* _What you should do_
Records follow. Copy every line with "SRMTID".

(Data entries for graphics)

=====

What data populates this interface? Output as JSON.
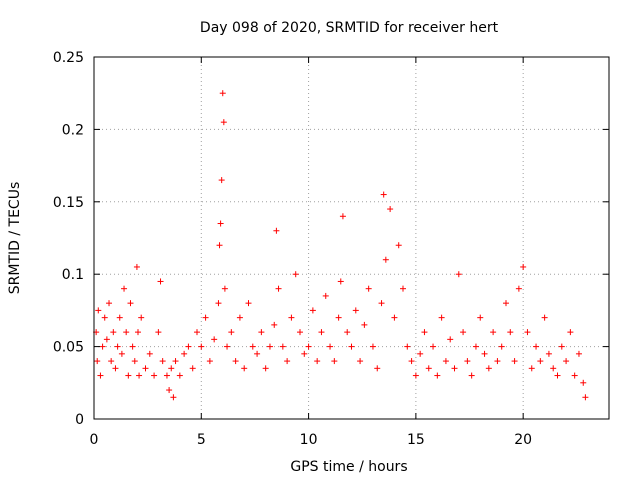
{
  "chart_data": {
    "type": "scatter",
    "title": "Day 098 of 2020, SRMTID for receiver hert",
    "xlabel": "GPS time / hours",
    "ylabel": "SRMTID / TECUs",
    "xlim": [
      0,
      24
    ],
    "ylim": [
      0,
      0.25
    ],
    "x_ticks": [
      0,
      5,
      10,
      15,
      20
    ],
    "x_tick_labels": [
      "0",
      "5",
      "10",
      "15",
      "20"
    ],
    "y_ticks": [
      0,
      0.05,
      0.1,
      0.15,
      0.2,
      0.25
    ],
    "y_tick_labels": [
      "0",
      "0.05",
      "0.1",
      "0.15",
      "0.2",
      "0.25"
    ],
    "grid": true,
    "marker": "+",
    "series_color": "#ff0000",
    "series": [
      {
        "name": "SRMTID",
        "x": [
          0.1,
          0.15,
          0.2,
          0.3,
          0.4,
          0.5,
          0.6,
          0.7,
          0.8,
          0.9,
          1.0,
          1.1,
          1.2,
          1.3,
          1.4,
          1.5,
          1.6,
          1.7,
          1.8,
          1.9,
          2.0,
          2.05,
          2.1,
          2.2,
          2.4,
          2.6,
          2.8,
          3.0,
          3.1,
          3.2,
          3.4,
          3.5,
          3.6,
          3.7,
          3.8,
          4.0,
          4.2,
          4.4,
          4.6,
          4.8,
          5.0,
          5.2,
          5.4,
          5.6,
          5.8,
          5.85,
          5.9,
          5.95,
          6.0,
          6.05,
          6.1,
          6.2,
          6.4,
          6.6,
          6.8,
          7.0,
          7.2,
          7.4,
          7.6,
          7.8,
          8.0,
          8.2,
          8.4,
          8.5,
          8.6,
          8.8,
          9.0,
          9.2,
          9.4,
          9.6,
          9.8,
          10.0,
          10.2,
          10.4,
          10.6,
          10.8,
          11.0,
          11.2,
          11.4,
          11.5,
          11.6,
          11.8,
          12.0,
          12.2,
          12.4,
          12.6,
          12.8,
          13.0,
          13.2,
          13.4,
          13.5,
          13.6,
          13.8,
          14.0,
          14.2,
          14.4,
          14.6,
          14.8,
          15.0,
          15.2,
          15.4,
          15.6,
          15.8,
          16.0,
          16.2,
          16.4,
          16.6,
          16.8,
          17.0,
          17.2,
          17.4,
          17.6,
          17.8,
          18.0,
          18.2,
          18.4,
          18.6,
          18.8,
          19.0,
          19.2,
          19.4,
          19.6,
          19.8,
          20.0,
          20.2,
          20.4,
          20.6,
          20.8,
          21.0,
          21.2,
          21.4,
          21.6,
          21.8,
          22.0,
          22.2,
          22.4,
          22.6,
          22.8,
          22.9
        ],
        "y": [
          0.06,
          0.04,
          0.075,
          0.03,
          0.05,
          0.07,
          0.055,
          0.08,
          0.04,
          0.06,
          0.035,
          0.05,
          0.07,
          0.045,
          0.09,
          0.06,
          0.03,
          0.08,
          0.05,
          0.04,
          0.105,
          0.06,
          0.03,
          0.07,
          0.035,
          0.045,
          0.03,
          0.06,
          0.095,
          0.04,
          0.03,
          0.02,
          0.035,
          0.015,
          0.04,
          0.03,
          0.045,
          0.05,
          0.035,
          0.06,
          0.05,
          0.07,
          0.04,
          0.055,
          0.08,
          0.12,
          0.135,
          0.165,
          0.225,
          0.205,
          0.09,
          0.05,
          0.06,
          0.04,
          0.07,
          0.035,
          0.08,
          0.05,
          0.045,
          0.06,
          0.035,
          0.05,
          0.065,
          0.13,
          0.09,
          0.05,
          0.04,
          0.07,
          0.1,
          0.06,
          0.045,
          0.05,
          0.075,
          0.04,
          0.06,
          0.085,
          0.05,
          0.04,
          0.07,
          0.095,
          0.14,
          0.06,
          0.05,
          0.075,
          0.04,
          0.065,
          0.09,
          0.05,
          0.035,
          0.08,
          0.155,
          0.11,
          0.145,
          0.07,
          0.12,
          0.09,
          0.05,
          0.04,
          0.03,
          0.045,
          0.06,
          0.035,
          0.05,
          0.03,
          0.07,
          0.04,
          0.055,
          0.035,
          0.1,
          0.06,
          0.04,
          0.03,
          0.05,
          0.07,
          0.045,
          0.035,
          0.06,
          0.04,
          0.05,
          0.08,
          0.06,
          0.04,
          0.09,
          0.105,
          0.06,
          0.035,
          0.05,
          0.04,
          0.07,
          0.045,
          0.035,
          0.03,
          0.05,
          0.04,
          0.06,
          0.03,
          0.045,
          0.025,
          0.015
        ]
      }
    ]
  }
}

=====

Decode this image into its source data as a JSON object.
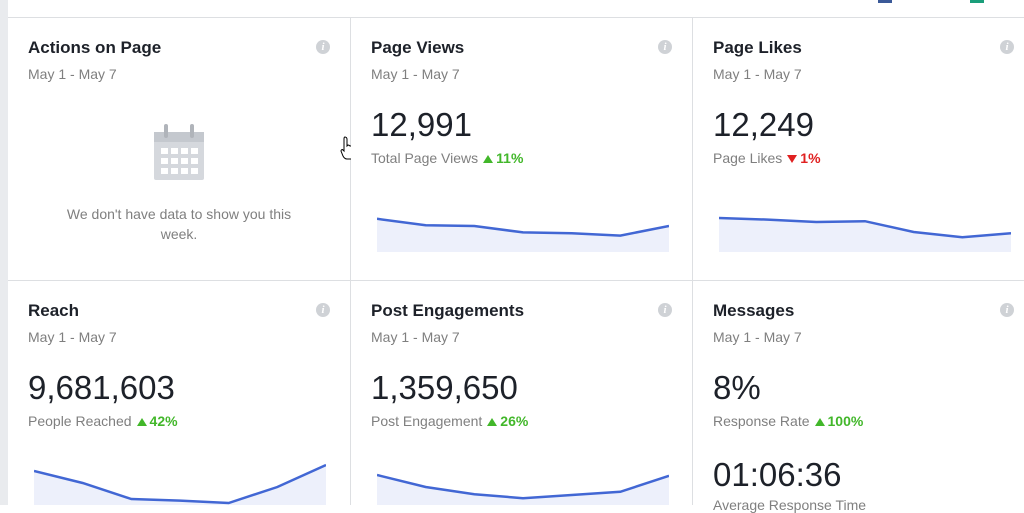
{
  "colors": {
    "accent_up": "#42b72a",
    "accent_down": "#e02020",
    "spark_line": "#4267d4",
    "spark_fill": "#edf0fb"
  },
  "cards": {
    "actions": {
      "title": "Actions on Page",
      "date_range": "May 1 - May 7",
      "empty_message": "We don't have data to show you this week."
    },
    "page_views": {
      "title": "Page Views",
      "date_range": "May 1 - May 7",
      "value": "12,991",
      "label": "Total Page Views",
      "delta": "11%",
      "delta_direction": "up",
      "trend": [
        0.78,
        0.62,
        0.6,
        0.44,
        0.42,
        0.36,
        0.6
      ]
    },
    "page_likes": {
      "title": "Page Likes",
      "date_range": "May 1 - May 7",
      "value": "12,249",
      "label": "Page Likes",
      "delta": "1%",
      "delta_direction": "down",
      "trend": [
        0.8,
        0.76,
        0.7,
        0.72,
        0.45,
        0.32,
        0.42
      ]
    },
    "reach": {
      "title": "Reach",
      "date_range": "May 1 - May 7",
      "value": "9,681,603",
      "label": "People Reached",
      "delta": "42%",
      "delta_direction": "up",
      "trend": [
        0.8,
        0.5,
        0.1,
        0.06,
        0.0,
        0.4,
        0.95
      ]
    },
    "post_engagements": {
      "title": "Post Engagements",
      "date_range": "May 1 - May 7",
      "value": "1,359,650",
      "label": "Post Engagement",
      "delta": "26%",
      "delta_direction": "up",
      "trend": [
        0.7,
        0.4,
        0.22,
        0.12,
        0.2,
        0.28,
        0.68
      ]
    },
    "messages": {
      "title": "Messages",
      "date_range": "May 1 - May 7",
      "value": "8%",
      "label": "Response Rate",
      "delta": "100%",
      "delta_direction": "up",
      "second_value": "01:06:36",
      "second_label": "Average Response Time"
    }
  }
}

=====

* _Written response_
    "title": "Day 098 of 2020, SRMTID for receiver hert",
    "ylabel": "SRMTID / TECUs",
        "name": "SRMTID",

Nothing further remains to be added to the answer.